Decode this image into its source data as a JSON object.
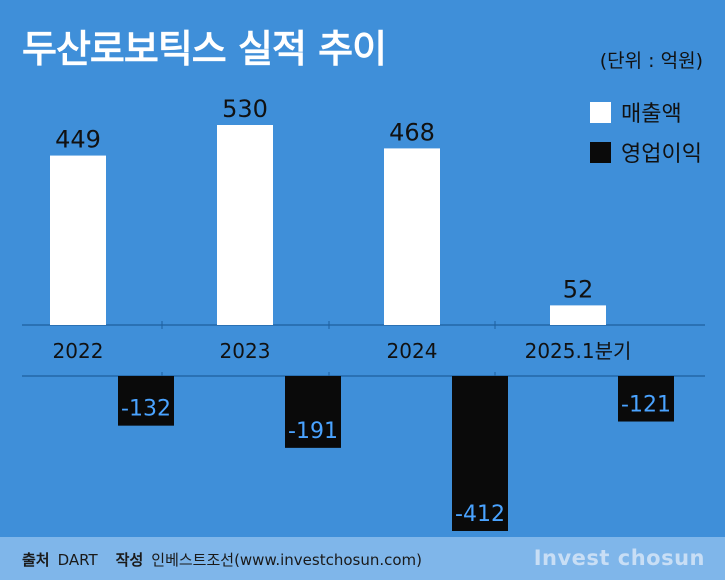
{
  "header": {
    "title": "두산로보틱스 실적 추이",
    "unit": "(단위 : 억원)"
  },
  "colors": {
    "background": "#3f8fd9",
    "revenue": "#ffffff",
    "operating_profit": "#0a0a0a",
    "footer": "#7fb6ea"
  },
  "legend": [
    {
      "label": "매출액",
      "color": "#ffffff"
    },
    {
      "label": "영업이익",
      "color": "#0a0a0a"
    }
  ],
  "footer": {
    "source_label": "출처",
    "source_value": "DART",
    "author_label": "작성",
    "author_value": "인베스트조선(www.investchosun.com)",
    "brand": "Invest chosun"
  },
  "chart_data": {
    "type": "bar",
    "title": "두산로보틱스 실적 추이",
    "unit": "(단위 : 억원)",
    "categories": [
      "2022",
      "2023",
      "2024",
      "2025.1분기"
    ],
    "series": [
      {
        "name": "매출액",
        "values": [
          449,
          530,
          468,
          52
        ]
      },
      {
        "name": "영업이익",
        "values": [
          -132,
          -191,
          -412,
          -121
        ]
      }
    ],
    "legend_position": "top-right",
    "grid": false
  }
}
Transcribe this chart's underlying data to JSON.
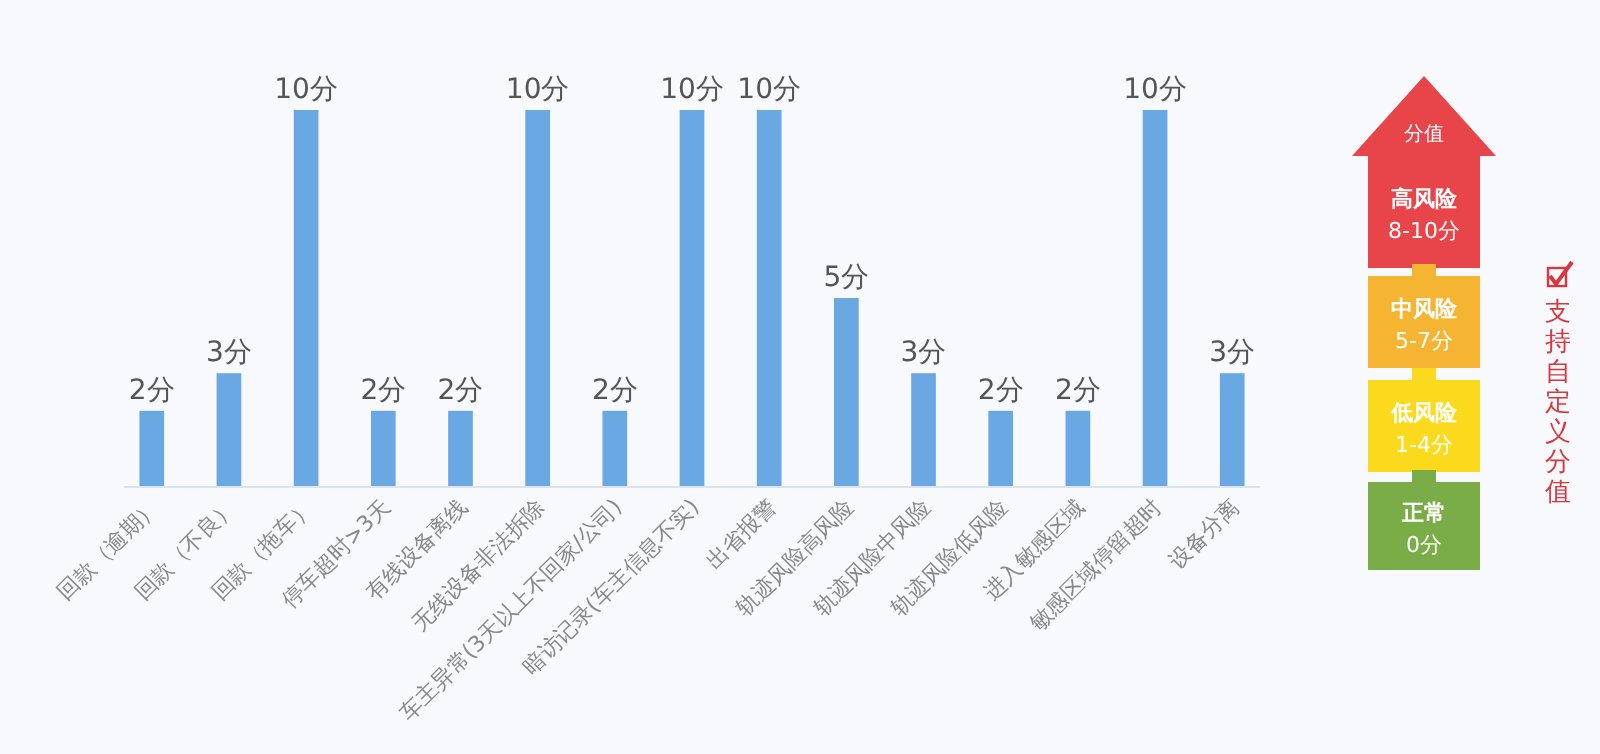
{
  "chart_data": {
    "type": "bar",
    "categories": [
      "回款（逾期）",
      "回款（不良）",
      "回款（拖车）",
      "停车超时>3天",
      "有线设备离线",
      "无线设备非法拆除",
      "车主异常(3天以上不回家/公司)",
      "暗访记录(车主信息不实)",
      "出省报警",
      "轨迹风险高风险",
      "轨迹风险中风险",
      "轨迹风险低风险",
      "进入敏感区域",
      "敏感区域停留超时",
      "设备分离"
    ],
    "values": [
      2,
      3,
      10,
      2,
      2,
      10,
      2,
      10,
      10,
      5,
      3,
      2,
      2,
      10,
      3
    ],
    "value_labels": [
      "2分",
      "3分",
      "10分",
      "2分",
      "2分",
      "10分",
      "2分",
      "10分",
      "10分",
      "5分",
      "3分",
      "2分",
      "2分",
      "10分",
      "3分"
    ],
    "color": "#6aa8e4",
    "annotations": [
      "分值",
      "高风险",
      "8-10分",
      "中风险",
      "5-7分",
      "低风险",
      "1-4分",
      "正常",
      "0分",
      "支持自定义分值"
    ]
  }
}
+--
(What you need to do)
Without the pictures, repeat exactly the lines running from the line containing "Transcribe this chart's" through the end of the data, both ends included.

(Exercise output)
Transcribe this chart's underlying data to JSON.
{
  "chart_data": {
    "type": "bar",
    "categories": [
      "回款（逾期）",
      "回款（不良）",
      "回款（拖车）",
      "停车超时>3天",
      "有线设备离线",
      "无线设备非法拆除",
      "车主异常(3天以上不回家/公司)",
      "暗访记录(车主信息不实)",
      "出省报警",
      "轨迹风险高风险",
      "轨迹风险中风险",
      "轨迹风险低风险",
      "进入敏感区域",
      "敏感区域停留超时",
      "设备分离"
    ],
    "values": [
      2,
      3,
      10,
      2,
      2,
      10,
      2,
      10,
      10,
      5,
      3,
      2,
      2,
      10,
      3
    ],
    "value_labels": [
      "2分",
      "3分",
      "10分",
      "2分",
      "2分",
      "10分",
      "2分",
      "10分",
      "10分",
      "5分",
      "3分",
      "2分",
      "2分",
      "10分",
      "3分"
    ],
    "color": "#6aa8e4",
    "annotations": [
      "分值",
      "高风险",
      "8-10分",
      "中风险",
      "5-7分",
      "低风险",
      "1-4分",
      "正常",
      "0分",
      "支持自定义分值"
    ]
  }
}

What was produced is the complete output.